Directions. Answer with a single number: the count of lines that hold "xlabel".
* * *
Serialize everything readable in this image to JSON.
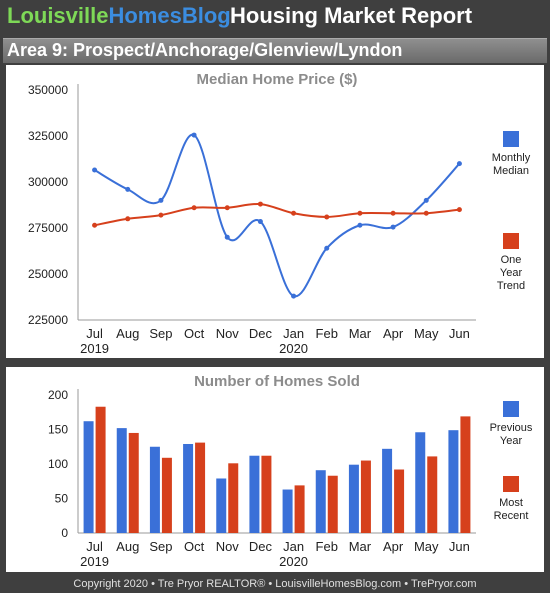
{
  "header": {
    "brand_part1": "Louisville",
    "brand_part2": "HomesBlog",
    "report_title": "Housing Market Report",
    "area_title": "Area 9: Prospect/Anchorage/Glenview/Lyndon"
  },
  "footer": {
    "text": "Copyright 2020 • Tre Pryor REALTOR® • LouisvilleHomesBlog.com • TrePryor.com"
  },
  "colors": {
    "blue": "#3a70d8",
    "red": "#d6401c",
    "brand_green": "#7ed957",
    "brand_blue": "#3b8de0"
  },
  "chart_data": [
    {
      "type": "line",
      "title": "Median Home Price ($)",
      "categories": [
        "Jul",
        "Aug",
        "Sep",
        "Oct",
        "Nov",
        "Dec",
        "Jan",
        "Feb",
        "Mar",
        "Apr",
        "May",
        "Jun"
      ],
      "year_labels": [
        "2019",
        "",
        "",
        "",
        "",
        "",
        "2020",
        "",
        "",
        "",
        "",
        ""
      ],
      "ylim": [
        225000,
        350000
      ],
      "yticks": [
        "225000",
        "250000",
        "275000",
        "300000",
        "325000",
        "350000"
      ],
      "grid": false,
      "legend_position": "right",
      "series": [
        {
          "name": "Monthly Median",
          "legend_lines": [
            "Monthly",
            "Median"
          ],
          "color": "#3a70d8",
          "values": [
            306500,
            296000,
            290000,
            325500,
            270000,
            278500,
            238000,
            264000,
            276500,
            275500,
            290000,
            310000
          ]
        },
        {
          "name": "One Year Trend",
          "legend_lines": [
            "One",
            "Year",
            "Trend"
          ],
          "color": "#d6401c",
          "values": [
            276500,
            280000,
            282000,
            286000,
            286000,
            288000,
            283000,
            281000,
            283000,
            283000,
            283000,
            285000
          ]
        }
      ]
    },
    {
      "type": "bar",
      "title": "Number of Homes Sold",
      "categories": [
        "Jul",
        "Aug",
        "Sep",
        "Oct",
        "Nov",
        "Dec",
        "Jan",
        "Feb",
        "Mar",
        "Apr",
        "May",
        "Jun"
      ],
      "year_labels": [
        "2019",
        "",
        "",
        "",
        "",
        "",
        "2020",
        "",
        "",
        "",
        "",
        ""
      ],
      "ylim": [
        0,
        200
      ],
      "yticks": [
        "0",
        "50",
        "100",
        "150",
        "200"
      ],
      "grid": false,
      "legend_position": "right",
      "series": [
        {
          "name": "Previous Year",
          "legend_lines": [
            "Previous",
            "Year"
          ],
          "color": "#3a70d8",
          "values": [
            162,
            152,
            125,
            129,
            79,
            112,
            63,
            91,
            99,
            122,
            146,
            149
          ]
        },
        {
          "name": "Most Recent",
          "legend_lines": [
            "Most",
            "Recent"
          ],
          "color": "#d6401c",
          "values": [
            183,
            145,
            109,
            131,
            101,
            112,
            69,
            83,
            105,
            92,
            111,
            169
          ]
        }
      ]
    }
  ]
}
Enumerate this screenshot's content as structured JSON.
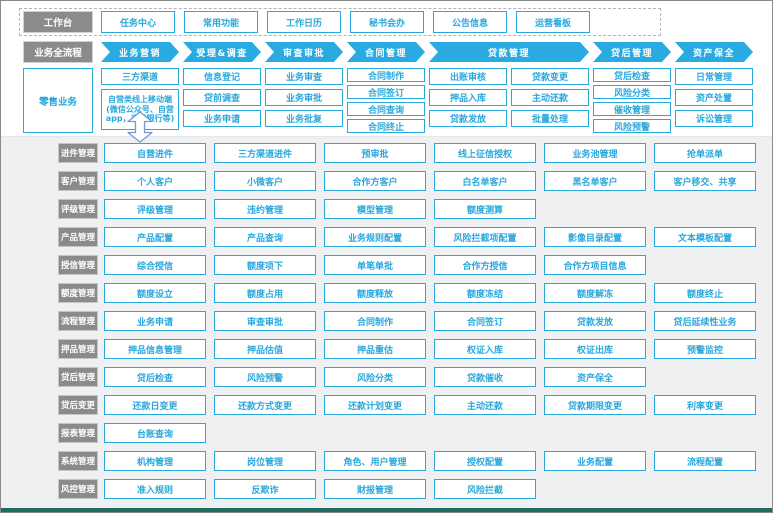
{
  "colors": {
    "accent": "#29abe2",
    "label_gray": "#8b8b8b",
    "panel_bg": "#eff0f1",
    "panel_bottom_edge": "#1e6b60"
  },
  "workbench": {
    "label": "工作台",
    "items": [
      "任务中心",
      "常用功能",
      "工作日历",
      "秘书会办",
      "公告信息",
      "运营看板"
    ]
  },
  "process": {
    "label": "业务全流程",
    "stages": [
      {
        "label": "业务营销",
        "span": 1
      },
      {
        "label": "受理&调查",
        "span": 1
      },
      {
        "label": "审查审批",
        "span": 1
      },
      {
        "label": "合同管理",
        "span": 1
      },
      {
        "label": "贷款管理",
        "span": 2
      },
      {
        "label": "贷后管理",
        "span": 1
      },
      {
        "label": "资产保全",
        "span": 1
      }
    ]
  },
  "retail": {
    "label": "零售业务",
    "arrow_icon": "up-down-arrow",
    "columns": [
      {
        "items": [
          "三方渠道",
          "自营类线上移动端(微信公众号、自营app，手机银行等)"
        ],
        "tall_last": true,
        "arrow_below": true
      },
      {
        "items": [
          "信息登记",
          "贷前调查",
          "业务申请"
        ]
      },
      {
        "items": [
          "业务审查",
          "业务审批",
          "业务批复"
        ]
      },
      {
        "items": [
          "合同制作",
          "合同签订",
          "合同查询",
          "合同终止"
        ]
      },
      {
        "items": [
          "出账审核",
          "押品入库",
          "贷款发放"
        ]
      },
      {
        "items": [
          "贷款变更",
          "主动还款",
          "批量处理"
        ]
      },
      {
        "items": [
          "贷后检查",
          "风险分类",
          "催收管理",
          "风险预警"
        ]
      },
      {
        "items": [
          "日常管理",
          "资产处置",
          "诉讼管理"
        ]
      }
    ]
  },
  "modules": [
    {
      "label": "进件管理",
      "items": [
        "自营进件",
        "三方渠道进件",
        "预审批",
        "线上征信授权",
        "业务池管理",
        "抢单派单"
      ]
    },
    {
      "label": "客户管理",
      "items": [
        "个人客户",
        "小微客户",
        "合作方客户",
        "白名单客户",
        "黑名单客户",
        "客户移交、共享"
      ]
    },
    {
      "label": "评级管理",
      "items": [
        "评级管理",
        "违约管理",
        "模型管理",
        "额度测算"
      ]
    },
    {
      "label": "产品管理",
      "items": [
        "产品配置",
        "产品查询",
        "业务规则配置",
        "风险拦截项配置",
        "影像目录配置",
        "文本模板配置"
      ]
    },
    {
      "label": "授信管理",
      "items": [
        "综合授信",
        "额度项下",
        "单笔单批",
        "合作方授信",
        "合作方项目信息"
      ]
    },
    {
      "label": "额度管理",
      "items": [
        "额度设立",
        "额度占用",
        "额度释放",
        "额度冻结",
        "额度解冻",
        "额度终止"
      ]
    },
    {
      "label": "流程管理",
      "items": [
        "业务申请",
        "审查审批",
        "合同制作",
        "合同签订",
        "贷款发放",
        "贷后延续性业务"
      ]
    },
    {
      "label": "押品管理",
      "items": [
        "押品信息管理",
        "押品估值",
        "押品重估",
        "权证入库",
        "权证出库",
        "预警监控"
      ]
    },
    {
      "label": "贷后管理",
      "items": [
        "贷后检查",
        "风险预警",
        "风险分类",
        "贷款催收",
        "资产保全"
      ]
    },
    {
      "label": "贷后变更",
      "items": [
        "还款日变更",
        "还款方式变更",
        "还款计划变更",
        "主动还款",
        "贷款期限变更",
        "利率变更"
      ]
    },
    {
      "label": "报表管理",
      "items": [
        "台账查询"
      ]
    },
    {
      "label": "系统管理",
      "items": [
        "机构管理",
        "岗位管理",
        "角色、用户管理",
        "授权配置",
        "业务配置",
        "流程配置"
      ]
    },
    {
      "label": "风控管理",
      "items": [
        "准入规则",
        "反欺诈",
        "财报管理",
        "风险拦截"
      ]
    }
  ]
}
* * *
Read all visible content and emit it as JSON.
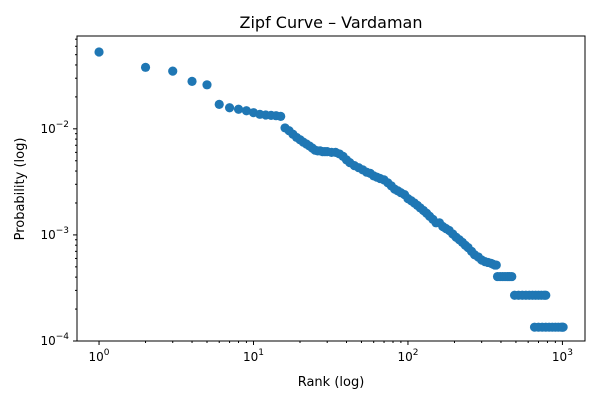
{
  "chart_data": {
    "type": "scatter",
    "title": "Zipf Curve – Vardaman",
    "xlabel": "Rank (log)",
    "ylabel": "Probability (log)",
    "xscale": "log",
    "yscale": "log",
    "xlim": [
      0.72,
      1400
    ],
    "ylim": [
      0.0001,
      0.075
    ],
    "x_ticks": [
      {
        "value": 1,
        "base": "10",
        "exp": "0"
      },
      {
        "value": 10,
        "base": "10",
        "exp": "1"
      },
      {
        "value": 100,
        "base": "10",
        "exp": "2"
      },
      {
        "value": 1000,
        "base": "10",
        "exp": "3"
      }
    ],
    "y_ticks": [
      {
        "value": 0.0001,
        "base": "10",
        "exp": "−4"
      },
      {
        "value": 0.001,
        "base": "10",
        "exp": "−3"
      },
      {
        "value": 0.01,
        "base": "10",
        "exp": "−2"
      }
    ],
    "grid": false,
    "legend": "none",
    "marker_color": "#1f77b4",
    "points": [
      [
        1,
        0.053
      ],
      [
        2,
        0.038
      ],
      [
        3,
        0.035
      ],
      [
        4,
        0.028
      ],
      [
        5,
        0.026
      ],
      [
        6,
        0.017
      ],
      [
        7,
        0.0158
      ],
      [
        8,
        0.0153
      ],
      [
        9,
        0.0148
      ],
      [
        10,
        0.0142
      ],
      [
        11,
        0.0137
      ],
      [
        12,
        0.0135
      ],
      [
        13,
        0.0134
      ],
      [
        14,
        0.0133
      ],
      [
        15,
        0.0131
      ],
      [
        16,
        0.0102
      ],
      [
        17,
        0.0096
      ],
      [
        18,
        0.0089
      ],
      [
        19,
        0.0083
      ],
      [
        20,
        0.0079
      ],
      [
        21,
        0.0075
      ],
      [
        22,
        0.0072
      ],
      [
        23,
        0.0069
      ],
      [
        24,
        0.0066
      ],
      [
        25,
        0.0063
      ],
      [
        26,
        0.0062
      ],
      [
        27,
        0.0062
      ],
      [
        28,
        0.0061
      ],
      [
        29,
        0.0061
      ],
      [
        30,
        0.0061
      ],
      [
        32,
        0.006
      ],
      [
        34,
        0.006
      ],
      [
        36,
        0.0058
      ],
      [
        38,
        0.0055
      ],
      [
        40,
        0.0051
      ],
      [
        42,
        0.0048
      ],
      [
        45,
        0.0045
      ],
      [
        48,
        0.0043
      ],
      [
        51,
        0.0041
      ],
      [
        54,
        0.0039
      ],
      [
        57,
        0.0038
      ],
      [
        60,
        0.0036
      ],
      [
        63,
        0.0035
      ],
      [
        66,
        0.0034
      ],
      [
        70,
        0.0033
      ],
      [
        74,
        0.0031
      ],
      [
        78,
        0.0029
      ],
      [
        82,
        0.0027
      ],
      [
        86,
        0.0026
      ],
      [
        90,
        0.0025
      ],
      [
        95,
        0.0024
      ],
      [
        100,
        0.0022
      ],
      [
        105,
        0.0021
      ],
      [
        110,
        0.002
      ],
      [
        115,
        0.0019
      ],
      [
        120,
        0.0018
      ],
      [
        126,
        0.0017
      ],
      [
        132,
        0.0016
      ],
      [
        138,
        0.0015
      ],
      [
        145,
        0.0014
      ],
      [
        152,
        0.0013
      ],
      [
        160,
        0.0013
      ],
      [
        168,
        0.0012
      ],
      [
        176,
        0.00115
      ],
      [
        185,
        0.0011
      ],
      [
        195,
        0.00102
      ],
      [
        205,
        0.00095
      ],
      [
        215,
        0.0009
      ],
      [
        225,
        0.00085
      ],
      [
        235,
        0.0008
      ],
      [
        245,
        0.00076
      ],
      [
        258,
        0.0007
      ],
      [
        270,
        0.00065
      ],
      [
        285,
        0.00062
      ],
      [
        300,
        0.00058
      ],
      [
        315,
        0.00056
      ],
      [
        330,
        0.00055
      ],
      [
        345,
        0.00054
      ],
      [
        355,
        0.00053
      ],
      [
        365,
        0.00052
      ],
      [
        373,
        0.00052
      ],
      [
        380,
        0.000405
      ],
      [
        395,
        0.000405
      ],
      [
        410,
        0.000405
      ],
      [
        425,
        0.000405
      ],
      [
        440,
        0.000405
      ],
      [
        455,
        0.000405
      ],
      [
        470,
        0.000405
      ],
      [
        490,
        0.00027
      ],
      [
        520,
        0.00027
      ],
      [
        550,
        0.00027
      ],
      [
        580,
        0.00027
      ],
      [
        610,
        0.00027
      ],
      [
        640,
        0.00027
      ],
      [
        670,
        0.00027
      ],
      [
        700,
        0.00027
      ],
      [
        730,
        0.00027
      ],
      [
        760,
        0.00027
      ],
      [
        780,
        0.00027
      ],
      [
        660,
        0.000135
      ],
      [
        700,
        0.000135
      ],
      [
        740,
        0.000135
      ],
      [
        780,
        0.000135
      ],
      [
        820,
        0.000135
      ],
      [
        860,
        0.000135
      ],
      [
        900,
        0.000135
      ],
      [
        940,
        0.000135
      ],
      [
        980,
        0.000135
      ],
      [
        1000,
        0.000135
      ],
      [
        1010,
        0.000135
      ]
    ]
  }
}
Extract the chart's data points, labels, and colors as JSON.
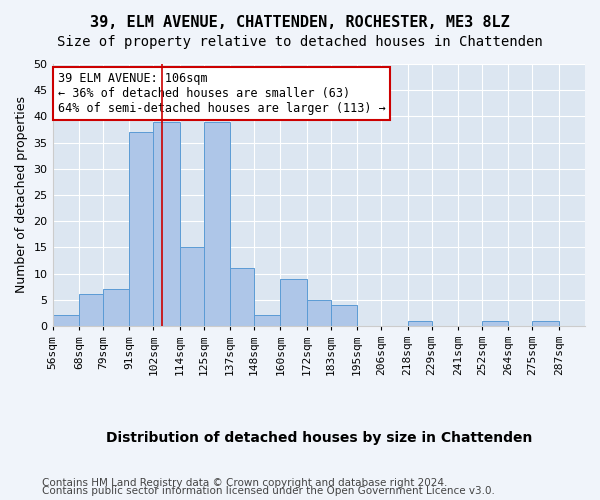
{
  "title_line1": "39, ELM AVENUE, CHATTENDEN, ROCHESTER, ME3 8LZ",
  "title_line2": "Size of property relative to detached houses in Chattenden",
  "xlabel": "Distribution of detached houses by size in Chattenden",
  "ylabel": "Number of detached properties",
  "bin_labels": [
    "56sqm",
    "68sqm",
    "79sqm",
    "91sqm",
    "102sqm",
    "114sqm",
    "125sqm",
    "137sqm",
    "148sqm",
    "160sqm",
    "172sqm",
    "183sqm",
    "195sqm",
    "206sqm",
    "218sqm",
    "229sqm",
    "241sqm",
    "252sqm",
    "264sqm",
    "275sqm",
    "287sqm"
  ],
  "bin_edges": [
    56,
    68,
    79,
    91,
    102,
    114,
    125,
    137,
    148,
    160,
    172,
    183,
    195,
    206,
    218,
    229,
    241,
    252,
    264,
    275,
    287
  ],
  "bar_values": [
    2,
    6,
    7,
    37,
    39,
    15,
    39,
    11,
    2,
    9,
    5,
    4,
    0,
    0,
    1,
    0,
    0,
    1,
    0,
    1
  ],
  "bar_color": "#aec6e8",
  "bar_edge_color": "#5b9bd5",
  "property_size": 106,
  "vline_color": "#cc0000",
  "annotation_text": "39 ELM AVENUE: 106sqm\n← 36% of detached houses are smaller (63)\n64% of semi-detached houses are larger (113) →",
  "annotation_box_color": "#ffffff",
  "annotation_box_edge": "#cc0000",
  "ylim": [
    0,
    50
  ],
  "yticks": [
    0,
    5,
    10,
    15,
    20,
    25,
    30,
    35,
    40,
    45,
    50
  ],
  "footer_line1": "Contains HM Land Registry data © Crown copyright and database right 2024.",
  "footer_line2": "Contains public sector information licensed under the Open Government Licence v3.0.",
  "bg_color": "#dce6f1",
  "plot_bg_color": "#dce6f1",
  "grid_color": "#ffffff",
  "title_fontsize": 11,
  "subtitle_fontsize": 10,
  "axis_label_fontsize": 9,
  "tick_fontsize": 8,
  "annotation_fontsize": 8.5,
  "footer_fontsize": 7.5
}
* * *
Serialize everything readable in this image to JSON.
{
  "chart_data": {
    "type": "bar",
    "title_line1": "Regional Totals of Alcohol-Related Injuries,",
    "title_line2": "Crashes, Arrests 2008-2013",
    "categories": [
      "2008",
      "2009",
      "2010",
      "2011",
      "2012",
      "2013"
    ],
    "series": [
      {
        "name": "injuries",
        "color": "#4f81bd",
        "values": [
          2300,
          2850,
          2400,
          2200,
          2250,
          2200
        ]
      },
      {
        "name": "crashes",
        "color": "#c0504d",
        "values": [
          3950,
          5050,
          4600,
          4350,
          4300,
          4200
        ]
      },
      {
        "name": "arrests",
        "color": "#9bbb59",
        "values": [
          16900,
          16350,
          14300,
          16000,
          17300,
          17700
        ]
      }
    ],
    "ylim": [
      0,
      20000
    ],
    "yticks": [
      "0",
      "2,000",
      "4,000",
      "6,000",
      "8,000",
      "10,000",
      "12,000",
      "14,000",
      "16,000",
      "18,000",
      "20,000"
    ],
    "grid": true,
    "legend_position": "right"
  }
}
* * *
Expected output. 2